Given instruction: Without the pictures, write out all the lines below exactly as they appear.

Stored data entries:

● ● ● ● ●

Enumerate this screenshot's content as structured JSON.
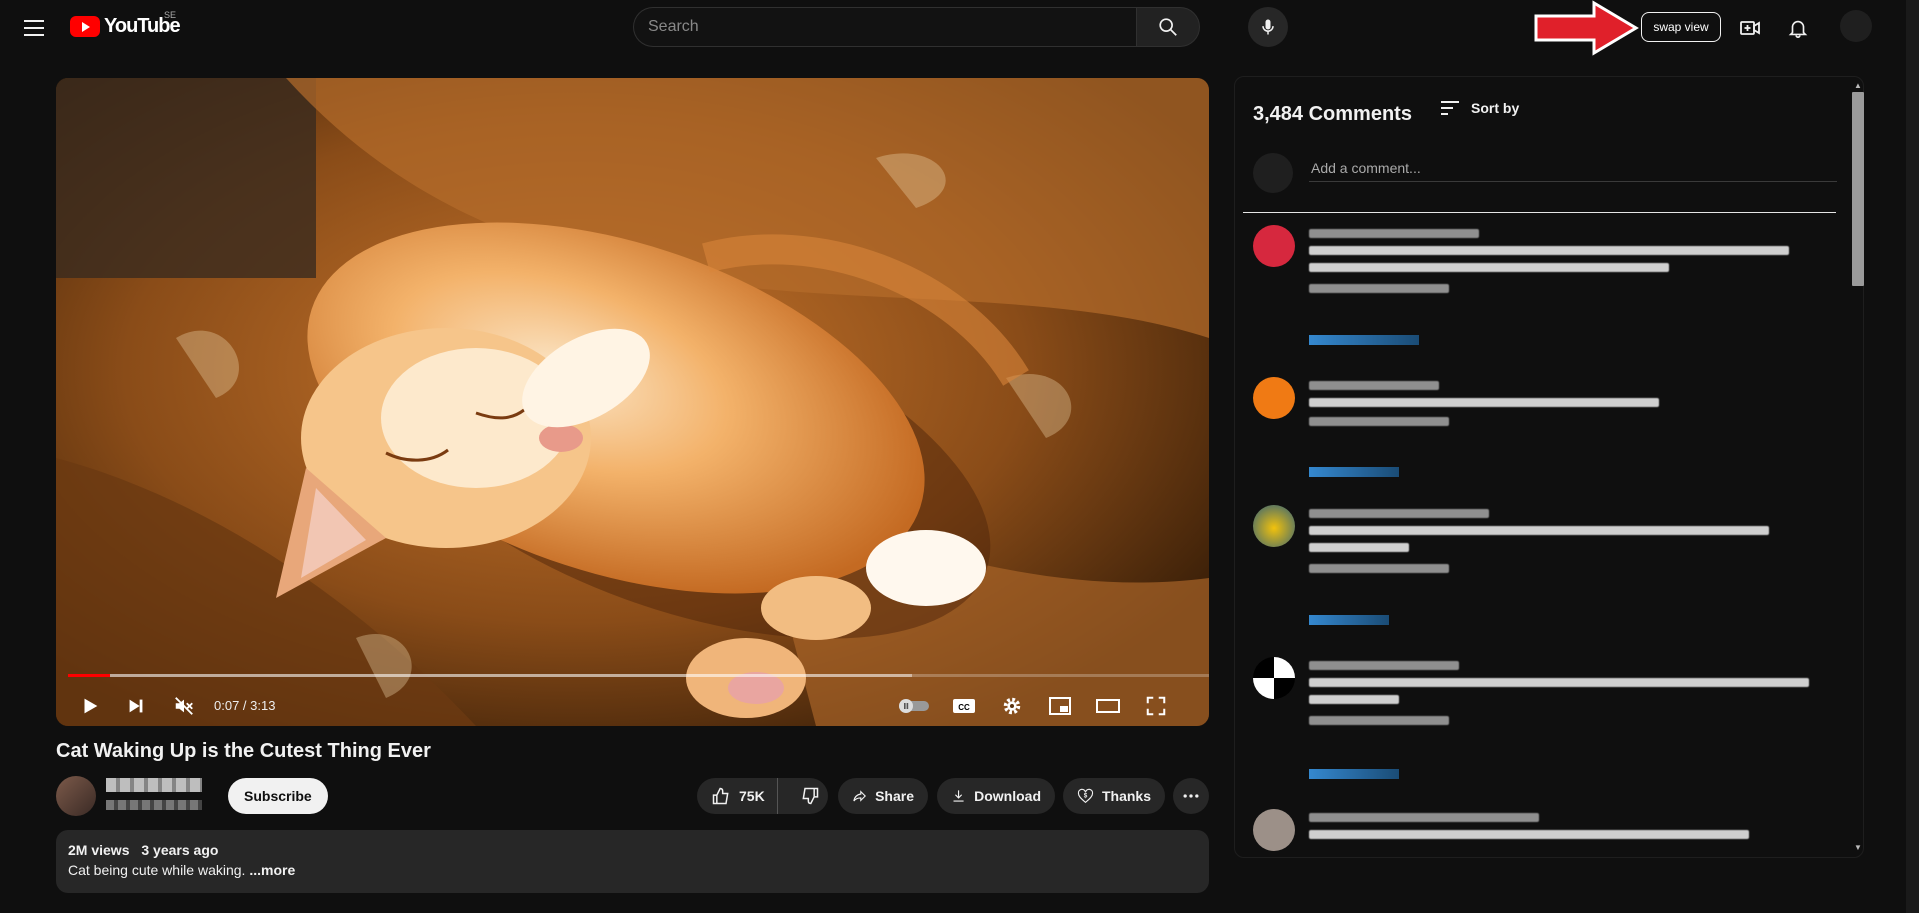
{
  "header": {
    "logo_text": "YouTube",
    "region": "SE",
    "search_placeholder": "Search",
    "swap_label": "swap view"
  },
  "player": {
    "current_time": "0:07",
    "duration": "3:13",
    "progress": 0.037,
    "buffered": 0.74
  },
  "video": {
    "title": "Cat Waking Up is the Cutest Thing Ever",
    "subscribe_label": "Subscribe",
    "likes": "75K",
    "share_label": "Share",
    "download_label": "Download",
    "thanks_label": "Thanks",
    "views": "2M views",
    "age": "3 years ago",
    "description": "Cat being cute while waking.",
    "more_label": "...more"
  },
  "comments": {
    "count_label": "3,484 Comments",
    "sort_label": "Sort by",
    "add_placeholder": "Add a comment..."
  },
  "colors": {
    "accent": "#ff0000",
    "background": "#0f0f0f",
    "surface": "#272727",
    "link_blue": "#3ea6ff",
    "annotation_arrow": "#e0202a"
  }
}
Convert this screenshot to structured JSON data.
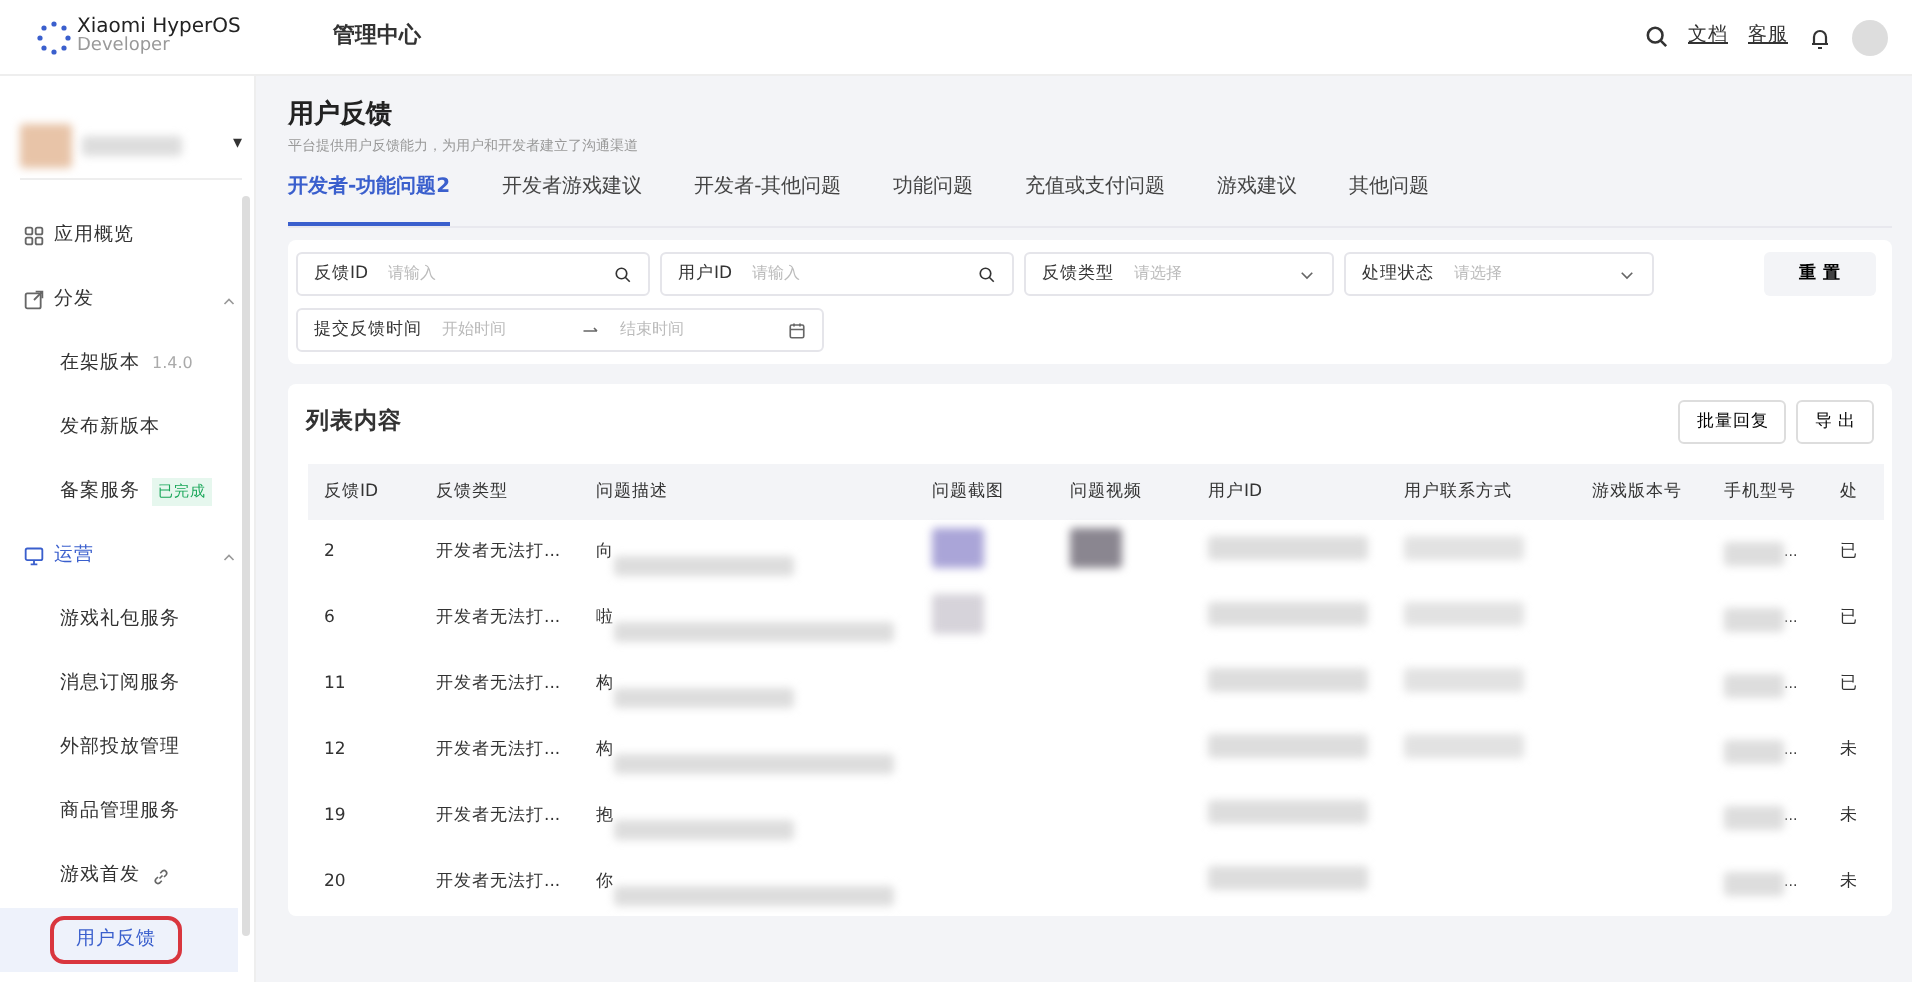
{
  "topbar": {
    "brand": "Xiaomi HyperOS",
    "brand_sub": "Developer",
    "title": "管理中心",
    "links": [
      "文档",
      "客服"
    ]
  },
  "sidebar": {
    "account_caret": "▾",
    "items": [
      {
        "kind": "item",
        "label": "应用概览",
        "selected": false
      },
      {
        "kind": "group",
        "label": "分发",
        "expanded": true,
        "selected": false
      },
      {
        "kind": "sub",
        "label": "在架版本",
        "note": "1.4.0",
        "selected": false
      },
      {
        "kind": "sub",
        "label": "发布新版本",
        "selected": false
      },
      {
        "kind": "sub",
        "label": "备案服务",
        "badge": "已完成",
        "selected": false
      },
      {
        "kind": "group",
        "label": "运营",
        "expanded": true,
        "selected": true
      },
      {
        "kind": "sub",
        "label": "游戏礼包服务",
        "selected": false
      },
      {
        "kind": "sub",
        "label": "消息订阅服务",
        "selected": false
      },
      {
        "kind": "sub",
        "label": "外部投放管理",
        "selected": false
      },
      {
        "kind": "sub",
        "label": "商品管理服务",
        "selected": false
      },
      {
        "kind": "sub",
        "label": "游戏首发",
        "link": true,
        "selected": false
      },
      {
        "kind": "sub",
        "label": "用户反馈",
        "selected": true
      }
    ]
  },
  "page": {
    "title": "用户反馈",
    "subtitle": "平台提供用户反馈能力，为用户和开发者建立了沟通渠道"
  },
  "tabs": [
    {
      "label": "开发者-功能问题2",
      "selected": true
    },
    {
      "label": "开发者游戏建议",
      "selected": false
    },
    {
      "label": "开发者-其他问题",
      "selected": false
    },
    {
      "label": "功能问题",
      "selected": false
    },
    {
      "label": "充值或支付问题",
      "selected": false
    },
    {
      "label": "游戏建议",
      "selected": false
    },
    {
      "label": "其他问题",
      "selected": false
    }
  ],
  "filters": [
    {
      "kind": "search",
      "label": "反馈ID",
      "placeholder": "请输入"
    },
    {
      "kind": "search",
      "label": "用户ID",
      "placeholder": "请输入"
    },
    {
      "kind": "select",
      "label": "反馈类型",
      "placeholder": "请选择"
    },
    {
      "kind": "select",
      "label": "处理状态",
      "placeholder": "请选择"
    },
    {
      "kind": "daterange",
      "label": "提交反馈时间",
      "placeholder": "开始时间",
      "placeholder_end": "结束时间"
    }
  ],
  "reset_button": "重 置",
  "list": {
    "title": "列表内容",
    "buttons": [
      "批量回复",
      "导 出"
    ],
    "columns": [
      "反馈ID",
      "反馈类型",
      "问题描述",
      "问题截图",
      "问题视频",
      "用户ID",
      "用户联系方式",
      "游戏版本号",
      "手机型号",
      "处"
    ],
    "rows": [
      {
        "id": "2",
        "type": "开发者无法打...",
        "desc": "向",
        "screenshot": true,
        "video": true,
        "phone": "...",
        "status": "已"
      },
      {
        "id": "6",
        "type": "开发者无法打...",
        "desc": "啦",
        "screenshot": true,
        "video": false,
        "phone": "...",
        "status": "已"
      },
      {
        "id": "11",
        "type": "开发者无法打...",
        "desc": "构",
        "screenshot": false,
        "video": false,
        "phone": "...",
        "status": "已"
      },
      {
        "id": "12",
        "type": "开发者无法打...",
        "desc": "构",
        "screenshot": false,
        "video": false,
        "phone": "...",
        "status": "未"
      },
      {
        "id": "19",
        "type": "开发者无法打...",
        "desc": "抱",
        "screenshot": false,
        "video": false,
        "phone": "...",
        "status": "未"
      },
      {
        "id": "20",
        "type": "开发者无法打...",
        "desc": "你",
        "screenshot": false,
        "video": false,
        "phone": "...",
        "status": "未"
      }
    ]
  }
}
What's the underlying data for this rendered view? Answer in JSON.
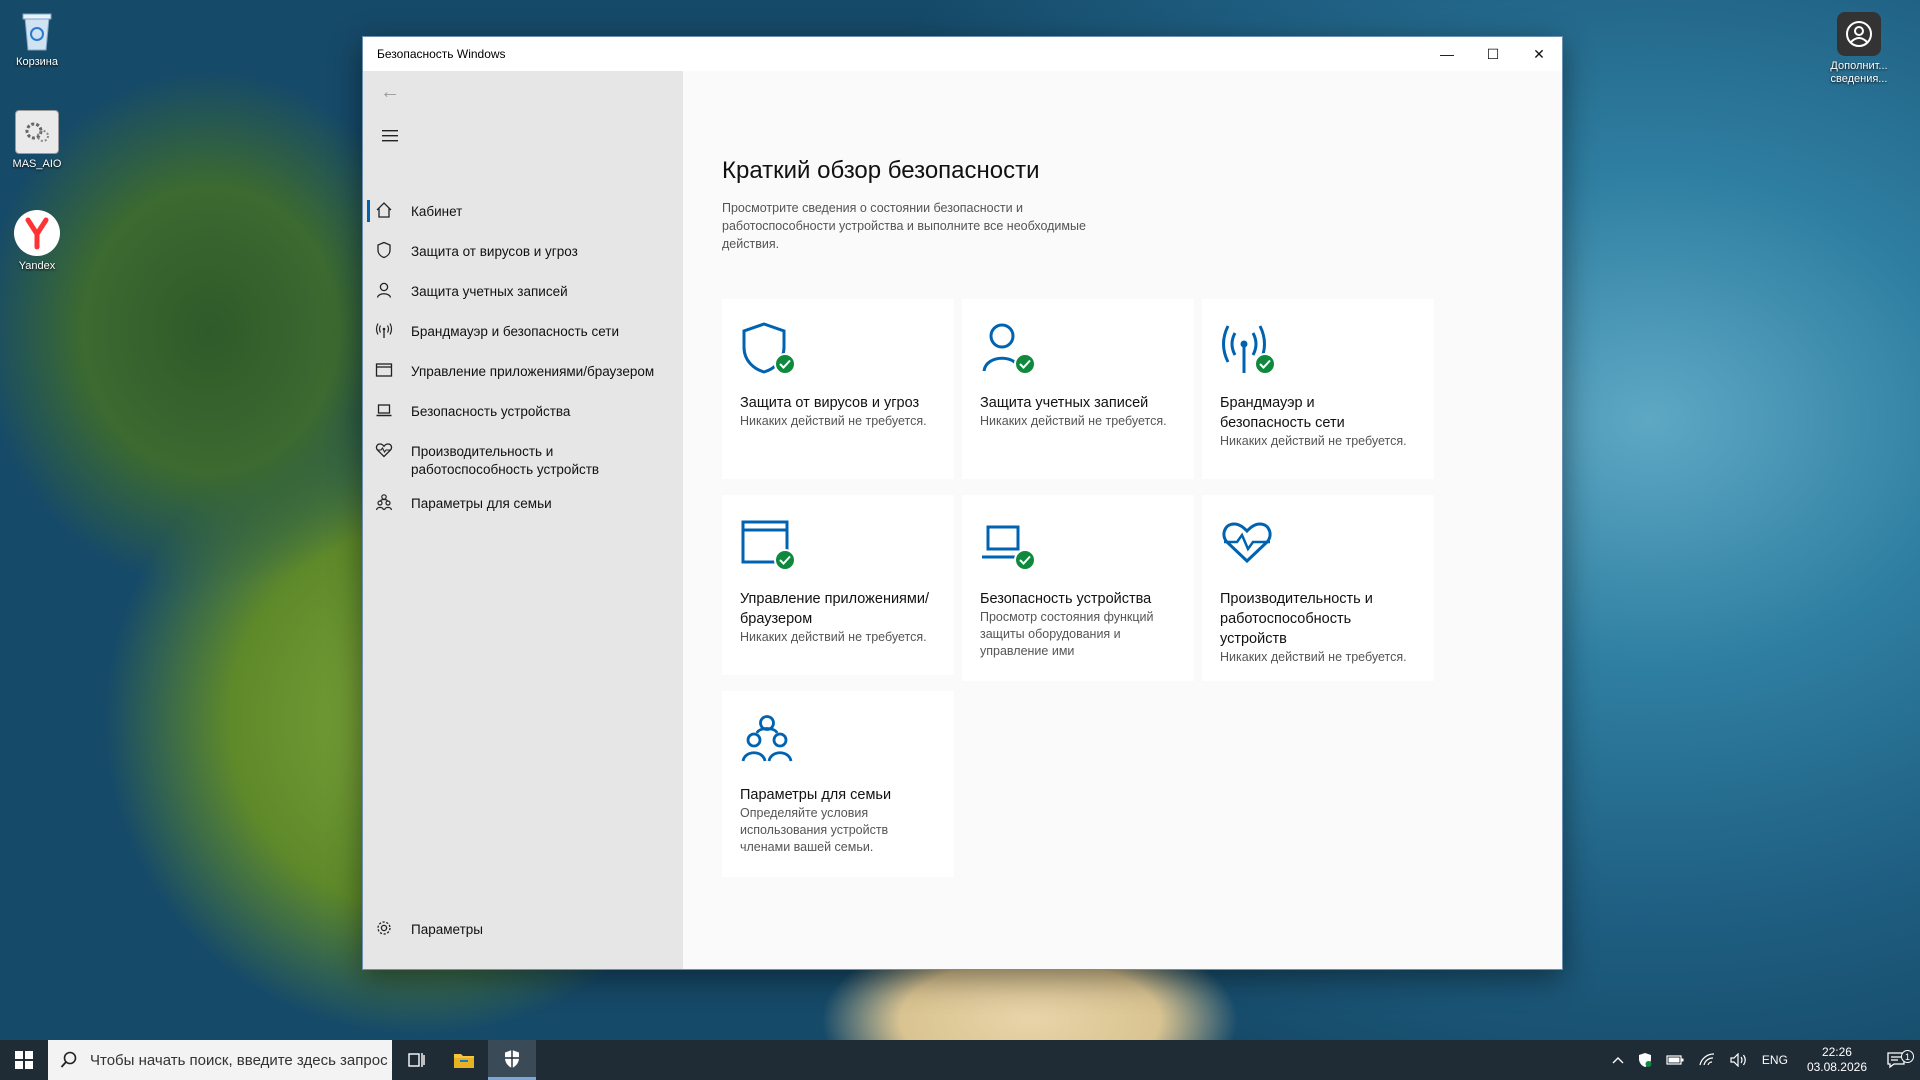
{
  "desktop": {
    "icons": [
      {
        "label": "Корзина"
      },
      {
        "label": "MAS_AIO"
      },
      {
        "label": "Yandex"
      }
    ],
    "top_right_label": "Дополнит... сведения..."
  },
  "window": {
    "title": "Безопасность Windows",
    "controls": {
      "minimize": "—",
      "maximize": "☐",
      "close": "✕"
    }
  },
  "sidebar": {
    "items": [
      {
        "label": "Кабинет",
        "icon": "home-icon"
      },
      {
        "label": "Защита от вирусов и угроз",
        "icon": "shield-icon"
      },
      {
        "label": "Защита учетных записей",
        "icon": "person-icon"
      },
      {
        "label": "Брандмауэр и безопасность сети",
        "icon": "antenna-icon"
      },
      {
        "label": "Управление приложениями/браузером",
        "icon": "browser-window-icon"
      },
      {
        "label": "Безопасность устройства",
        "icon": "laptop-icon"
      },
      {
        "label": "Производительность и работоспособность устройств",
        "icon": "heart-icon"
      },
      {
        "label": "Параметры для семьи",
        "icon": "family-icon"
      }
    ],
    "settings": "Параметры"
  },
  "main": {
    "title": "Краткий обзор безопасности",
    "description": "Просмотрите сведения о состоянии безопасности и работоспособности устройства и выполните все необходимые действия.",
    "tiles": [
      {
        "title": "Защита от вирусов и угроз",
        "subtitle": "Никаких действий не требуется."
      },
      {
        "title": "Защита учетных записей",
        "subtitle": "Никаких действий не требуется."
      },
      {
        "title": "Брандмауэр и безопасность сети",
        "subtitle": "Никаких действий не требуется."
      },
      {
        "title": "Управление приложениями/браузером",
        "subtitle": "Никаких действий не требуется."
      },
      {
        "title": "Безопасность устройства",
        "subtitle": "Просмотр состояния функций защиты оборудования и управление ими"
      },
      {
        "title": "Производительность и работоспособность устройств",
        "subtitle": "Никаких действий не требуется."
      },
      {
        "title": "Параметры для семьи",
        "subtitle": "Определяйте условия использования устройств членами вашей семьи."
      }
    ]
  },
  "taskbar": {
    "search_placeholder": "Чтобы начать поиск, введите здесь запрос",
    "language": "ENG",
    "time": "22:26",
    "date": "03.08.2026",
    "notification_count": "1"
  },
  "colors": {
    "accent": "#0063b1",
    "ok": "#10893e"
  }
}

● ● ● ● ●

Final answer:
Enumerate this screenshot's content as structured JSON.
{
  "header": {
    "logo_text": "YouTube",
    "region": "SE",
    "search_placeholder": "Search",
    "swap_label": "swap view"
  },
  "player": {
    "current_time": "0:07",
    "duration": "3:13",
    "progress": 0.037,
    "buffered": 0.74
  },
  "video": {
    "title": "Cat Waking Up is the Cutest Thing Ever",
    "subscribe_label": "Subscribe",
    "likes": "75K",
    "share_label": "Share",
    "download_label": "Download",
    "thanks_label": "Thanks",
    "views": "2M views",
    "age": "3 years ago",
    "description": "Cat being cute while waking.",
    "more_label": "...more"
  },
  "comments": {
    "count_label": "3,484 Comments",
    "sort_label": "Sort by",
    "add_placeholder": "Add a comment..."
  },
  "colors": {
    "accent": "#ff0000",
    "background": "#0f0f0f",
    "surface": "#272727",
    "link_blue": "#3ea6ff",
    "annotation_arrow": "#e0202a"
  }
}
Convert this screenshot to structured JSON data.
{
  "topbar": {
    "brand": "Xiaomi HyperOS",
    "brand_sub": "Developer",
    "title": "管理中心",
    "links": [
      "文档",
      "客服"
    ]
  },
  "sidebar": {
    "account_caret": "▾",
    "items": [
      {
        "kind": "item",
        "label": "应用概览",
        "selected": false
      },
      {
        "kind": "group",
        "label": "分发",
        "expanded": true,
        "selected": false
      },
      {
        "kind": "sub",
        "label": "在架版本",
        "note": "1.4.0",
        "selected": false
      },
      {
        "kind": "sub",
        "label": "发布新版本",
        "selected": false
      },
      {
        "kind": "sub",
        "label": "备案服务",
        "badge": "已完成",
        "selected": false
      },
      {
        "kind": "group",
        "label": "运营",
        "expanded": true,
        "selected": true
      },
      {
        "kind": "sub",
        "label": "游戏礼包服务",
        "selected": false
      },
      {
        "kind": "sub",
        "label": "消息订阅服务",
        "selected": false
      },
      {
        "kind": "sub",
        "label": "外部投放管理",
        "selected": false
      },
      {
        "kind": "sub",
        "label": "商品管理服务",
        "selected": false
      },
      {
        "kind": "sub",
        "label": "游戏首发",
        "link": true,
        "selected": false
      },
      {
        "kind": "sub",
        "label": "用户反馈",
        "selected": true
      }
    ]
  },
  "page": {
    "title": "用户反馈",
    "subtitle": "平台提供用户反馈能力，为用户和开发者建立了沟通渠道"
  },
  "tabs": [
    {
      "label": "开发者-功能问题2",
      "selected": true
    },
    {
      "label": "开发者游戏建议",
      "selected": false
    },
    {
      "label": "开发者-其他问题",
      "selected": false
    },
    {
      "label": "功能问题",
      "selected": false
    },
    {
      "label": "充值或支付问题",
      "selected": false
    },
    {
      "label": "游戏建议",
      "selected": false
    },
    {
      "label": "其他问题",
      "selected": false
    }
  ],
  "filters": [
    {
      "kind": "search",
      "label": "反馈ID",
      "placeholder": "请输入"
    },
    {
      "kind": "search",
      "label": "用户ID",
      "placeholder": "请输入"
    },
    {
      "kind": "select",
      "label": "反馈类型",
      "placeholder": "请选择"
    },
    {
      "kind": "select",
      "label": "处理状态",
      "placeholder": "请选择"
    },
    {
      "kind": "daterange",
      "label": "提交反馈时间",
      "placeholder": "开始时间",
      "placeholder_end": "结束时间"
    }
  ],
  "reset_button": "重 置",
  "list": {
    "title": "列表内容",
    "buttons": [
      "批量回复",
      "导 出"
    ],
    "columns": [
      "反馈ID",
      "反馈类型",
      "问题描述",
      "问题截图",
      "问题视频",
      "用户ID",
      "用户联系方式",
      "游戏版本号",
      "手机型号",
      "处"
    ],
    "rows": [
      {
        "id": "2",
        "type": "开发者无法打...",
        "desc": "向",
        "screenshot": true,
        "video": true,
        "phone": "...",
        "status": "已"
      },
      {
        "id": "6",
        "type": "开发者无法打...",
        "desc": "啦",
        "screenshot": true,
        "video": false,
        "phone": "...",
        "status": "已"
      },
      {
        "id": "11",
        "type": "开发者无法打...",
        "desc": "构",
        "screenshot": false,
        "video": false,
        "phone": "...",
        "status": "已"
      },
      {
        "id": "12",
        "type": "开发者无法打...",
        "desc": "构",
        "screenshot": false,
        "video": false,
        "phone": "...",
        "status": "未"
      },
      {
        "id": "19",
        "type": "开发者无法打...",
        "desc": "抱",
        "screenshot": false,
        "video": false,
        "phone": "...",
        "status": "未"
      },
      {
        "id": "20",
        "type": "开发者无法打...",
        "desc": "你",
        "screenshot": false,
        "video": false,
        "phone": "...",
        "status": "未"
      }
    ]
  }
}
What's the underlying data for this rendered view? Answer in JSON.
{
  "desktop": {
    "icons": [
      {
        "label": "Корзина"
      },
      {
        "label": "MAS_AIO"
      },
      {
        "label": "Yandex"
      }
    ],
    "top_right_label": "Дополнит... сведения..."
  },
  "window": {
    "title": "Безопасность Windows",
    "controls": {
      "minimize": "—",
      "maximize": "☐",
      "close": "✕"
    }
  },
  "sidebar": {
    "items": [
      {
        "label": "Кабинет",
        "icon": "home-icon"
      },
      {
        "label": "Защита от вирусов и угроз",
        "icon": "shield-icon"
      },
      {
        "label": "Защита учетных записей",
        "icon": "person-icon"
      },
      {
        "label": "Брандмауэр и безопасность сети",
        "icon": "antenna-icon"
      },
      {
        "label": "Управление приложениями/браузером",
        "icon": "browser-window-icon"
      },
      {
        "label": "Безопасность устройства",
        "icon": "laptop-icon"
      },
      {
        "label": "Производительность и работоспособность устройств",
        "icon": "heart-icon"
      },
      {
        "label": "Параметры для семьи",
        "icon": "family-icon"
      }
    ],
    "settings": "Параметры"
  },
  "main": {
    "title": "Краткий обзор безопасности",
    "description": "Просмотрите сведения о состоянии безопасности и работоспособности устройства и выполните все необходимые действия.",
    "tiles": [
      {
        "title": "Защита от вирусов и угроз",
        "subtitle": "Никаких действий не требуется."
      },
      {
        "title": "Защита учетных записей",
        "subtitle": "Никаких действий не требуется."
      },
      {
        "title": "Брандмауэр и безопасность сети",
        "subtitle": "Никаких действий не требуется."
      },
      {
        "title": "Управление приложениями/браузером",
        "subtitle": "Никаких действий не требуется."
      },
      {
        "title": "Безопасность устройства",
        "subtitle": "Просмотр состояния функций защиты оборудования и управление ими"
      },
      {
        "title": "Производительность и работоспособность устройств",
        "subtitle": "Никаких действий не требуется."
      },
      {
        "title": "Параметры для семьи",
        "subtitle": "Определяйте условия использования устройств членами вашей семьи."
      }
    ]
  },
  "taskbar": {
    "search_placeholder": "Чтобы начать поиск, введите здесь запрос",
    "language": "ENG",
    "time": "22:26",
    "date": "03.08.2026",
    "notification_count": "1"
  },
  "colors": {
    "accent": "#0063b1",
    "ok": "#10893e"
  }
}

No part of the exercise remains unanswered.